== Aim ==
Exactly reproduce the lines that follow.

Start of Data section

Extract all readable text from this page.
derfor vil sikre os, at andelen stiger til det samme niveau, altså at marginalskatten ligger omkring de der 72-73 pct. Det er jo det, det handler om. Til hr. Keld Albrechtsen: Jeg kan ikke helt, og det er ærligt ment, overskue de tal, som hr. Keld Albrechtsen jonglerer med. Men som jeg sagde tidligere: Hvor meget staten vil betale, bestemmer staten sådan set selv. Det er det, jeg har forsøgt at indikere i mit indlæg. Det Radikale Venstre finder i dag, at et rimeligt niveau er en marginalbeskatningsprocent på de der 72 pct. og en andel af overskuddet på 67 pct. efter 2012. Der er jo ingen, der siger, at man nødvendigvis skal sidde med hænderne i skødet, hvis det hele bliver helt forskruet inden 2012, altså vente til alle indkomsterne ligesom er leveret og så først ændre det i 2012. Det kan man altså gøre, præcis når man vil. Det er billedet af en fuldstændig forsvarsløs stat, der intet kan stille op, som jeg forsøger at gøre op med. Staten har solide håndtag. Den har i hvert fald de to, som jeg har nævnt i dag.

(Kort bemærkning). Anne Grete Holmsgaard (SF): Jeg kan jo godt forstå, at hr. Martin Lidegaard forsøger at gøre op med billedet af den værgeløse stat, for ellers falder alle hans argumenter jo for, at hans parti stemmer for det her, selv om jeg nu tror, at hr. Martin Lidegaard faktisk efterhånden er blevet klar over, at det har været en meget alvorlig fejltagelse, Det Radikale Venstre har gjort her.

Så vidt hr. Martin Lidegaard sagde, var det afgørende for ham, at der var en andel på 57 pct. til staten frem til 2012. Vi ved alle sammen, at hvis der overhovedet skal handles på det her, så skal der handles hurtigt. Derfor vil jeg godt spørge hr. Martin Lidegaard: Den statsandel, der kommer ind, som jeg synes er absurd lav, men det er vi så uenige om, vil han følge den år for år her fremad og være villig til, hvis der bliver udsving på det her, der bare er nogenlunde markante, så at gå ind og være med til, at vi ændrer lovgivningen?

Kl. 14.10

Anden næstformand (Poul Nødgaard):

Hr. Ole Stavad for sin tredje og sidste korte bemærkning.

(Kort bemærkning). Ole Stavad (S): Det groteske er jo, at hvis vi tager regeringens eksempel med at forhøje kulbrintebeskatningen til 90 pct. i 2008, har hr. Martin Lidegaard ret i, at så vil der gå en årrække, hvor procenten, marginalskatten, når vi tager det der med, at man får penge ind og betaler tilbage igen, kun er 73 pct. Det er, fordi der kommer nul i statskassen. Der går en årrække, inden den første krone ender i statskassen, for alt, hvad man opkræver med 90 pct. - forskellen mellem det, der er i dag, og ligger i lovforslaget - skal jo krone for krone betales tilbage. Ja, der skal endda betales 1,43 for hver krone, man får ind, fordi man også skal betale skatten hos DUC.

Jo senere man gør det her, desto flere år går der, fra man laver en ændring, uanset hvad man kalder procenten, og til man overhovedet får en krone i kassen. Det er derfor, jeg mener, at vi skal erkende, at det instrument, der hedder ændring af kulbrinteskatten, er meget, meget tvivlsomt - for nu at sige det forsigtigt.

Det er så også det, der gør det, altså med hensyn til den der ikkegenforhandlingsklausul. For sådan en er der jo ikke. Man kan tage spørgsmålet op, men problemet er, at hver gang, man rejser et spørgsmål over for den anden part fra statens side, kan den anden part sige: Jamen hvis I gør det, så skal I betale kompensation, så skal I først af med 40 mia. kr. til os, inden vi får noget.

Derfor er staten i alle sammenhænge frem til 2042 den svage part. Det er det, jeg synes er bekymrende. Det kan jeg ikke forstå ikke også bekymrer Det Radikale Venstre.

End of Data section

== The completed task ==
Extract all readable text from this page.
derfor vil sikre os, at andelen stiger til det samme niveau, altså at marginalskatten ligger omkring de der 72-73 pct. Det er jo det, det handler om. Til hr. Keld Albrechtsen: Jeg kan ikke helt, og det er ærligt ment, overskue de tal, som hr. Keld Albrechtsen jonglerer med. Men som jeg sagde tidligere: Hvor meget staten vil betale, bestemmer staten sådan set selv. Det er det, jeg har forsøgt at indikere i mit indlæg. Det Radikale Venstre finder i dag, at et rimeligt niveau er en marginalbeskatningsprocent på de der 72 pct. og en andel af overskuddet på 67 pct. efter 2012. Der er jo ingen, der siger, at man nødvendigvis skal sidde med hænderne i skødet, hvis det hele bliver helt forskruet inden 2012, altså vente til alle indkomsterne ligesom er leveret og så først ændre det i 2012. Det kan man altså gøre, præcis når man vil. Det er billedet af en fuldstændig forsvarsløs stat, der intet kan stille op, som jeg forsøger at gøre op med. Staten har solide håndtag. Den har i hvert fald de to, som jeg har nævnt i dag.

(Kort bemærkning). Anne Grete Holmsgaard (SF): Jeg kan jo godt forstå, at hr. Martin Lidegaard forsøger at gøre op med billedet af den værgeløse stat, for ellers falder alle hans argumenter jo for, at hans parti stemmer for det her, selv om jeg nu tror, at hr. Martin Lidegaard faktisk efterhånden er blevet klar over, at det har været en meget alvorlig fejltagelse, Det Radikale Venstre har gjort her.

Så vidt hr. Martin Lidegaard sagde, var det afgørende for ham, at der var en andel på 57 pct. til staten frem til 2012. Vi ved alle sammen, at hvis der overhovedet skal handles på det her, så skal der handles hurtigt. Derfor vil jeg godt spørge hr. Martin Lidegaard: Den statsandel, der kommer ind, som jeg synes er absurd lav, men det er vi så uenige om, vil han følge den år for år her fremad og være villig til, hvis der bliver udsving på det her, der bare er nogenlunde markante, så at gå ind og være med til, at vi ændrer lovgivningen?

Kl. 14.10

Anden næstformand (Poul Nødgaard):

Hr. Ole Stavad for sin tredje og sidste korte bemærkning.

(Kort bemærkning). Ole Stavad (S): Det groteske er jo, at hvis vi tager regeringens eksempel med at forhøje kulbrintebeskatningen til 90 pct. i 2008, har hr. Martin Lidegaard ret i, at så vil der gå en årrække, hvor procenten, marginalskatten, når vi tager det der med, at man får penge ind og betaler tilbage igen, kun er 73 pct. Det er, fordi der kommer nul i statskassen. Der går en årrække, inden den første krone ender i statskassen, for alt, hvad man opkræver med 90 pct. - forskellen mellem det, der er i dag, og ligger i lovforslaget - skal jo krone for krone betales tilbage. Ja, der skal endda betales 1,43 for hver krone, man får ind, fordi man også skal betale skatten hos DUC.

Jo senere man gør det her, desto flere år går der, fra man laver en ændring, uanset hvad man kalder procenten, og til man overhovedet får en krone i kassen. Det er derfor, jeg mener, at vi skal erkende, at det instrument, der hedder ændring af kulbrinteskatten, er meget, meget tvivlsomt - for nu at sige det forsigtigt.

Det er så også det, der gør det, altså med hensyn til den der ikkegenforhandlingsklausul. For sådan en er der jo ikke. Man kan tage spørgsmålet op, men problemet er, at hver gang, man rejser et spørgsmål over for den anden part fra statens side, kan den anden part sige: Jamen hvis I gør det, så skal I betale kompensation, så skal I først af med 40 mia. kr. til os, inden vi får noget.

Derfor er staten i alle sammenhænge frem til 2042 den svage part. Det er det, jeg synes er bekymrende. Det kan jeg ikke forstå ikke også bekymrer Det Radikale Venstre.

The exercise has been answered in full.